= WORK TO BE COMPLETED =
With the pictures omitted, set down exactly the lines from the one that contains "What data populates" through the last line of the data.

[Stored records]
BEGIN

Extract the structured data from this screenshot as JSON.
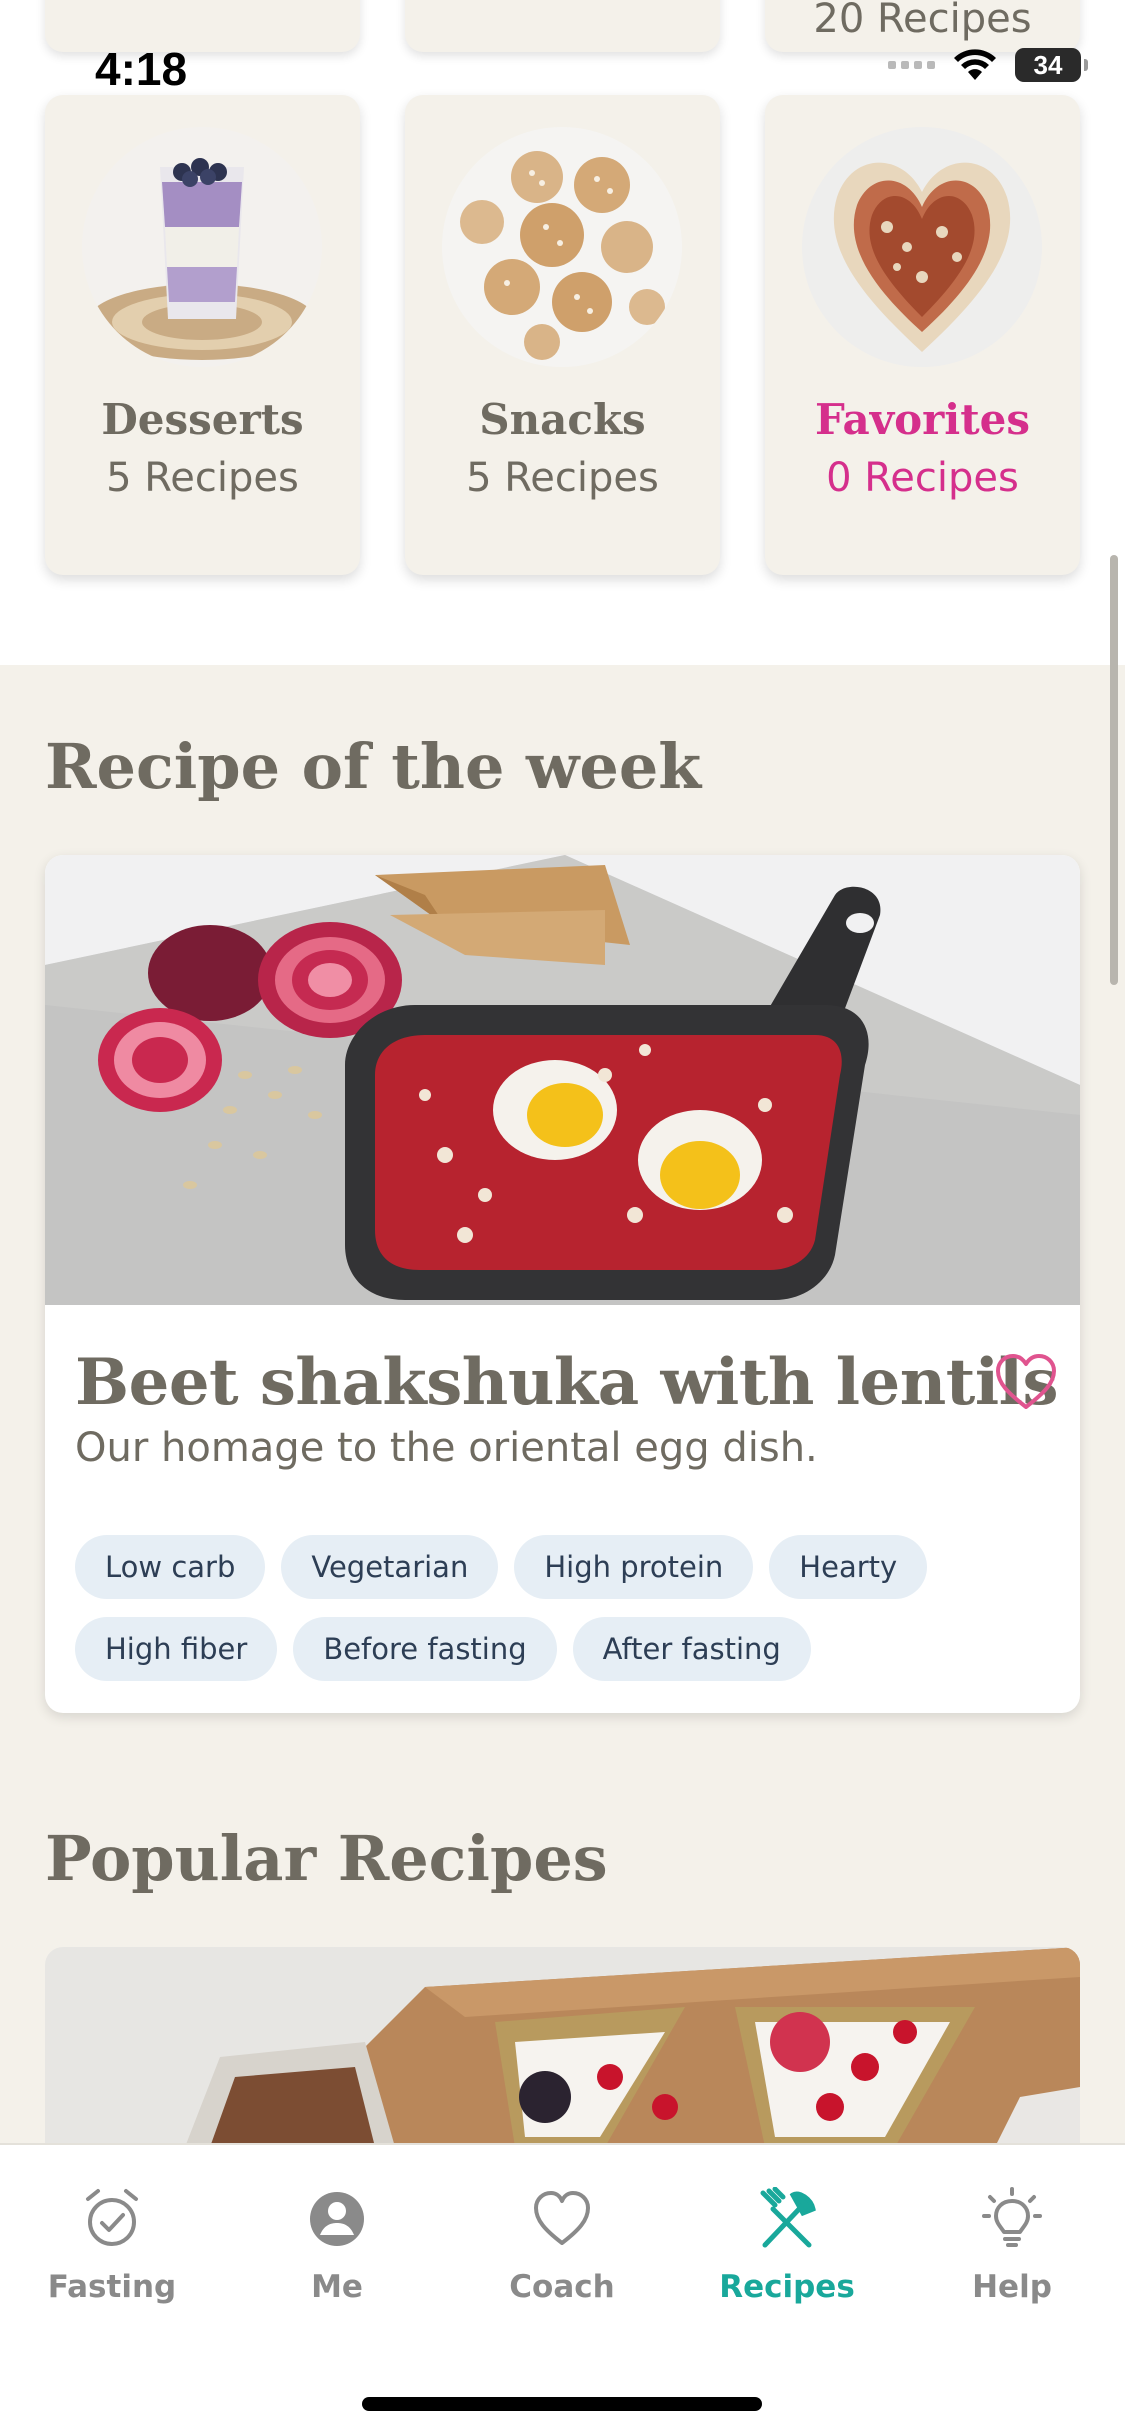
{
  "status_bar": {
    "time": "4:18",
    "battery": "34"
  },
  "partial_cards": [
    {
      "count_text": ""
    },
    {
      "count_text": ""
    },
    {
      "count_text": "20 Recipes"
    }
  ],
  "categories": [
    {
      "title": "Desserts",
      "count": "5 Recipes",
      "image": "chia-pudding-glass"
    },
    {
      "title": "Snacks",
      "count": "5 Recipes",
      "image": "energy-balls"
    },
    {
      "title": "Favorites",
      "count": "0 Recipes",
      "image": "heart-pancake",
      "accent": "#d52f8c"
    }
  ],
  "recipe_of_week": {
    "section_title": "Recipe of the week",
    "title": "Beet shakshuka with lentils",
    "subtitle": "Our homage to the oriental egg dish.",
    "tags": [
      "Low carb",
      "Vegetarian",
      "High protein",
      "Hearty",
      "High fiber",
      "Before fasting",
      "After fasting"
    ]
  },
  "popular": {
    "section_title": "Popular Recipes"
  },
  "tab_bar": {
    "tabs": [
      {
        "label": "Fasting",
        "icon": "alarm-clock-check-icon"
      },
      {
        "label": "Me",
        "icon": "user-circle-icon"
      },
      {
        "label": "Coach",
        "icon": "heart-outline-icon"
      },
      {
        "label": "Recipes",
        "icon": "fork-knife-icon",
        "active": true
      },
      {
        "label": "Help",
        "icon": "lightbulb-icon"
      }
    ]
  },
  "colors": {
    "accent_teal": "#19a89b",
    "accent_pink": "#d52f8c",
    "text_warm_gray": "#6f6b61",
    "section_bg": "#f4f1ea",
    "tag_bg": "#e6eef5"
  }
}
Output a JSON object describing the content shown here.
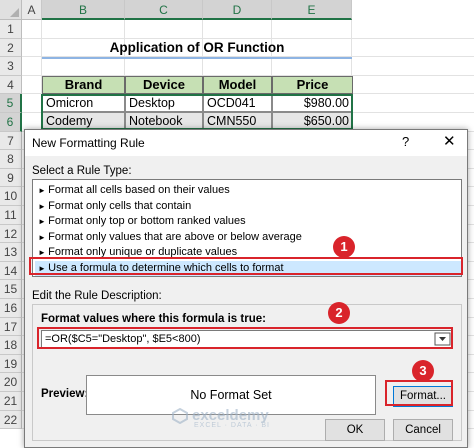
{
  "sheet": {
    "columns": [
      "A",
      "B",
      "C",
      "D",
      "E"
    ],
    "rows": [
      "1",
      "2",
      "3",
      "4",
      "5",
      "6",
      "7",
      "8",
      "9",
      "10",
      "11",
      "12",
      "13",
      "14",
      "15",
      "16",
      "17",
      "18",
      "19",
      "20",
      "21",
      "22"
    ],
    "title": "Application of OR Function",
    "table": {
      "headers": [
        "Brand",
        "Device",
        "Model",
        "Price"
      ],
      "rows": [
        [
          "Omicron",
          "Desktop",
          "OCD041",
          "$980.00"
        ],
        [
          "Codemy",
          "Notebook",
          "CMN550",
          "$650.00"
        ]
      ]
    }
  },
  "dialog": {
    "title": "New Formatting Rule",
    "help": "?",
    "close": "✕",
    "select_rule_type_label": "Select a Rule Type:",
    "rule_types": [
      "Format all cells based on their values",
      "Format only cells that contain",
      "Format only top or bottom ranked values",
      "Format only values that are above or below average",
      "Format only unique or duplicate values",
      "Use a formula to determine which cells to format"
    ],
    "selected_rule_index": 5,
    "edit_description_label": "Edit the Rule Description:",
    "formula_label": "Format values where this formula is true:",
    "formula_value": "=OR($C5=\"Desktop\", $E5<800)",
    "preview_label": "Preview:",
    "preview_text": "No Format Set",
    "format_button": "Format...",
    "ok_button": "OK",
    "cancel_button": "Cancel"
  },
  "callouts": [
    "1",
    "2",
    "3"
  ],
  "watermark": {
    "name": "exceldemy",
    "tagline": "EXCEL · DATA · BI"
  },
  "colors": {
    "accent_green": "#217346",
    "header_fill": "#c6e0b4",
    "callout_red": "#d9242b",
    "selection_blue": "#cde8ff"
  }
}
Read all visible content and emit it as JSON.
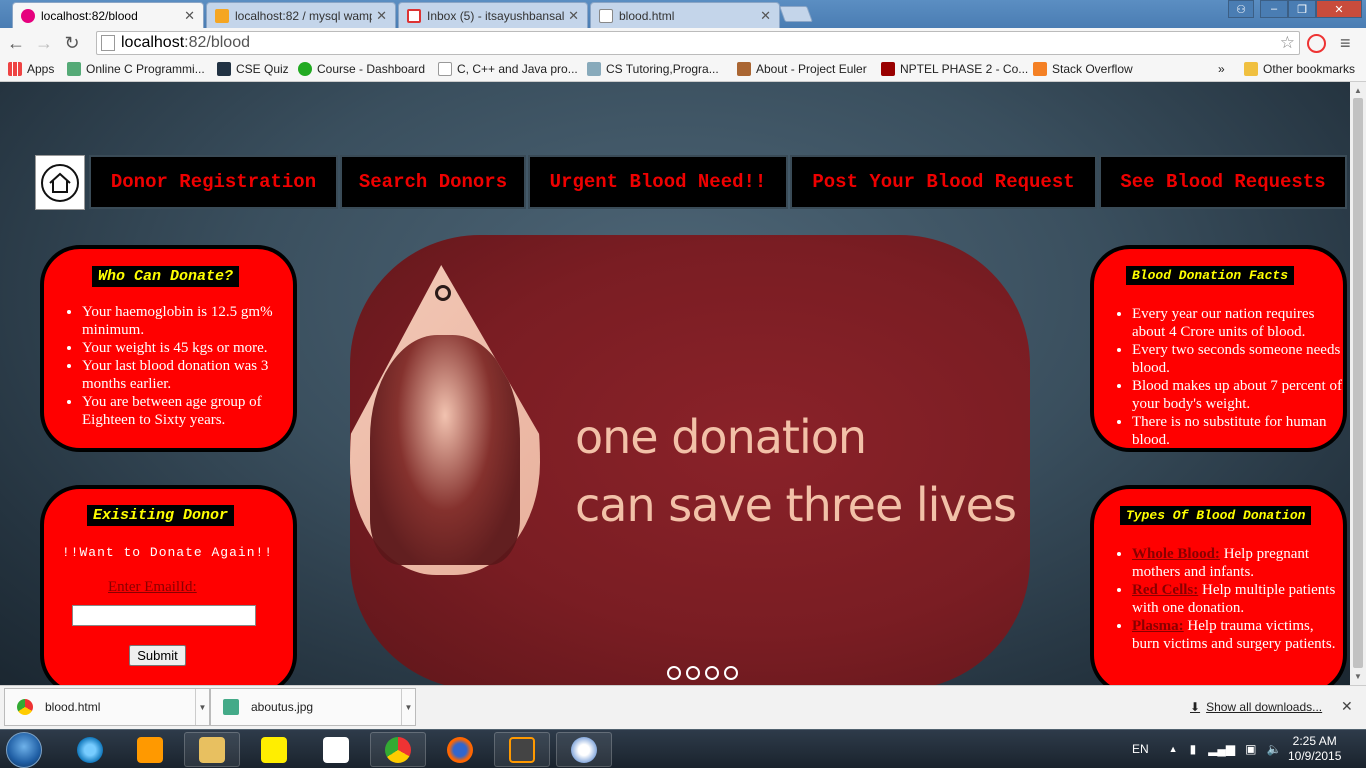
{
  "browser": {
    "tabs": [
      {
        "title": "localhost:82/blood",
        "active": true
      },
      {
        "title": "localhost:82 / mysql wamp",
        "active": false
      },
      {
        "title": "Inbox (5) - itsayushbansal",
        "active": false
      },
      {
        "title": "blood.html",
        "active": false
      }
    ],
    "url_host": "localhost",
    "url_rest": ":82/blood",
    "bookmarks": [
      "Apps",
      "Online C Programmi...",
      "CSE Quiz",
      "Course - Dashboard",
      "C, C++ and Java pro...",
      "CS Tutoring,Progra...",
      "About - Project Euler",
      "NPTEL PHASE 2 - Co...",
      "Stack Overflow"
    ],
    "bookmarks_more": "»",
    "other_bookmarks": "Other bookmarks"
  },
  "page": {
    "nav": [
      "Donor Registration",
      "Search Donors",
      "Urgent Blood Need!!",
      "Post Your Blood Request",
      "See Blood Requests"
    ],
    "who_can_donate": {
      "title": "Who Can Donate?",
      "items": [
        "Your haemoglobin is 12.5 gm% minimum.",
        "Your weight is 45 kgs or more.",
        "Your last blood donation was 3 months earlier.",
        "You are between age group of Eighteen to Sixty years."
      ]
    },
    "existing_donor": {
      "title": "Exisiting Donor",
      "subtitle": "!!Want to Donate Again!!",
      "email_label": "Enter EmailId:",
      "email_value": "",
      "submit_label": "Submit"
    },
    "slide": {
      "line1": "one donation",
      "line2": "can save three lives"
    },
    "facts": {
      "title": "Blood Donation Facts",
      "items": [
        "Every year our nation requires about 4 Crore units of blood.",
        "Every two seconds someone needs blood.",
        "Blood makes up about 7 percent of your body's weight.",
        "There is no substitute for human blood."
      ]
    },
    "types": {
      "title": "Types Of Blood Donation",
      "items": [
        {
          "term": "Whole Blood:",
          "desc": " Help pregnant mothers and infants."
        },
        {
          "term": "Red Cells:",
          "desc": " Help multiple patients with one donation."
        },
        {
          "term": "Plasma:",
          "desc": " Help trauma victims, burn victims and surgery patients."
        }
      ]
    }
  },
  "downloads": {
    "items": [
      "blood.html",
      "aboutus.jpg"
    ],
    "show_all": "Show all downloads..."
  },
  "taskbar": {
    "language": "EN",
    "time": "2:25 AM",
    "date": "10/9/2015"
  },
  "colors": {
    "panel_red": "#ff0000",
    "nav_text_red": "#e00000",
    "title_yellow": "#ffff00",
    "slide_maroon": "#7a1d23"
  }
}
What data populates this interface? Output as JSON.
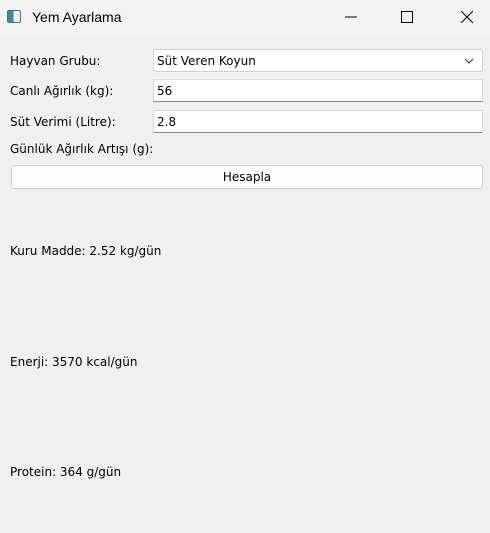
{
  "window": {
    "title": "Yem Ayarlama",
    "app_icon": "app-icon",
    "minimize_icon": "minimize-icon",
    "maximize_icon": "maximize-icon",
    "close_icon": "close-icon"
  },
  "form": {
    "animal_group": {
      "label": "Hayvan Grubu:",
      "value": "Süt Veren Koyun",
      "icon": "chevron-down-icon"
    },
    "live_weight": {
      "label": "Canlı Ağırlık (kg):",
      "value": "56"
    },
    "milk_yield": {
      "label": "Süt Verimi (Litre):",
      "value": "2.8"
    },
    "daily_gain": {
      "label": "Günlük Ağırlık Artışı (g):"
    },
    "calculate_button": "Hesapla"
  },
  "results": {
    "dry_matter": "Kuru Madde: 2.52 kg/gün",
    "energy": "Enerji: 3570 kcal/gün",
    "protein": "Protein: 364 g/gün"
  }
}
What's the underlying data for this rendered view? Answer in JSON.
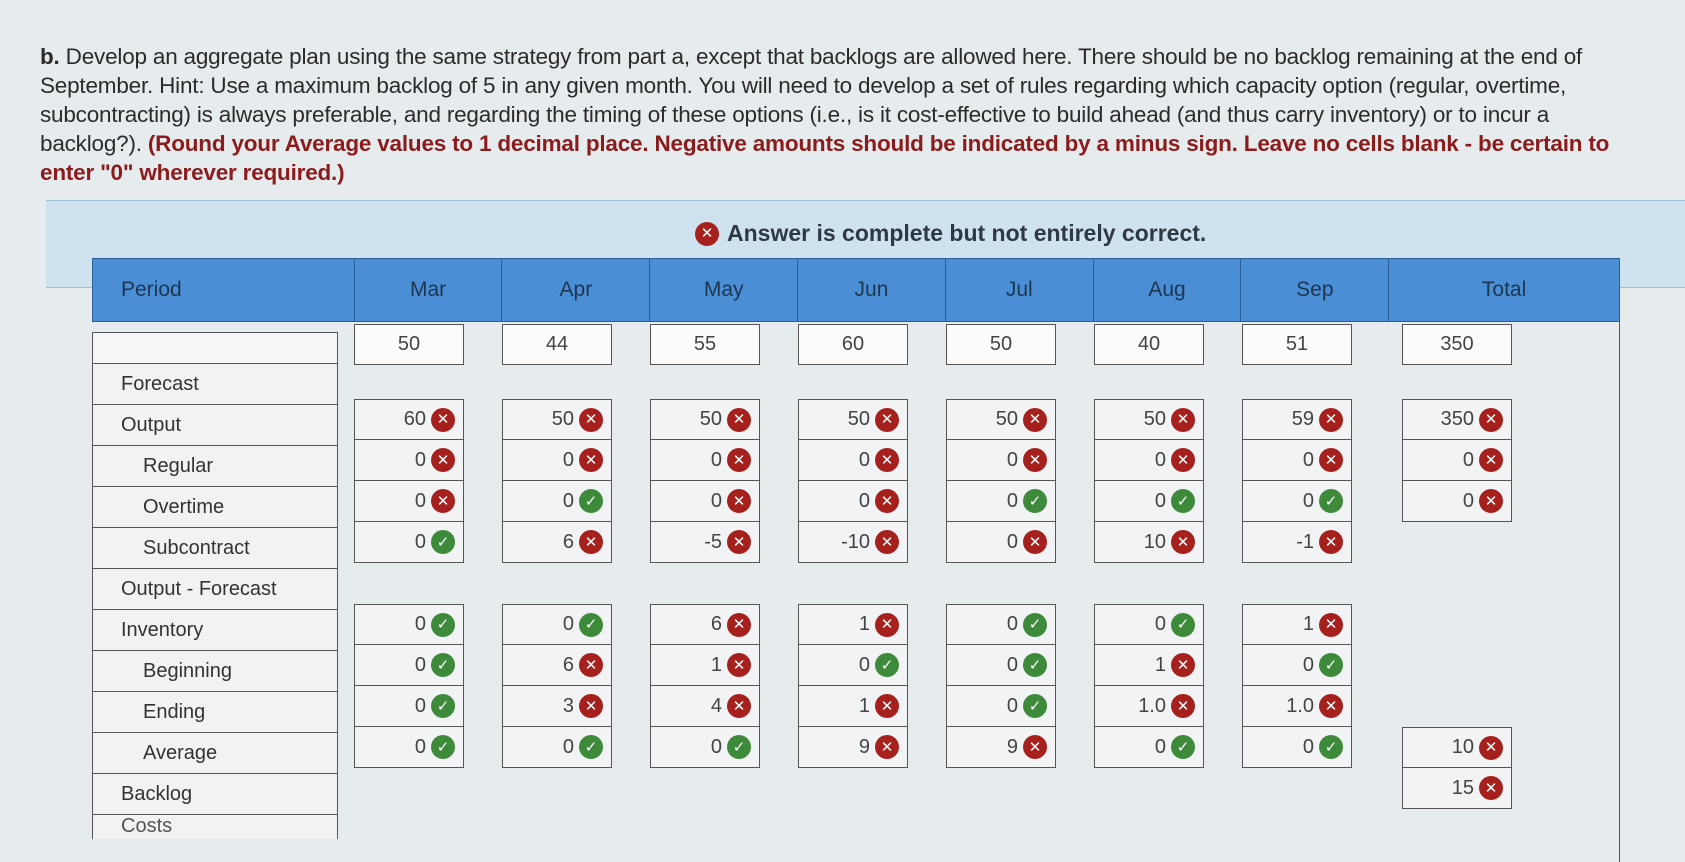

END

= PROBLEM SOLUTION =
What data populates this interface? Output as JSON.
{
  "window": {
    "title": "Yem Ayarlama",
    "app_icon": "app-icon",
    "minimize_icon": "minimize-icon",
    "maximize_icon": "maximize-icon",
    "close_icon": "close-icon"
  },
  "form": {
    "animal_group": {
      "label": "Hayvan Grubu:",
      "value": "Süt Veren Koyun",
      "icon": "chevron-down-icon"
    },
    "live_weight": {
      "label": "Canlı Ağırlık (kg):",
      "value": "56"
    },
    "milk_yield": {
      "label": "Süt Verimi (Litre):",
      "value": "2.8"
    },
    "daily_gain": {
      "label": "Günlük Ağırlık Artışı (g):"
    },
    "calculate_button": "Hesapla"
  },
  "results": {
    "dry_matter": "Kuru Madde: 2.52 kg/gün",
    "energy": "Enerji: 3570 kcal/gün",
    "protein": "Protein: 364 g/gün"
  }
}
What's the underlying data for this rendered view? Answer in JSON.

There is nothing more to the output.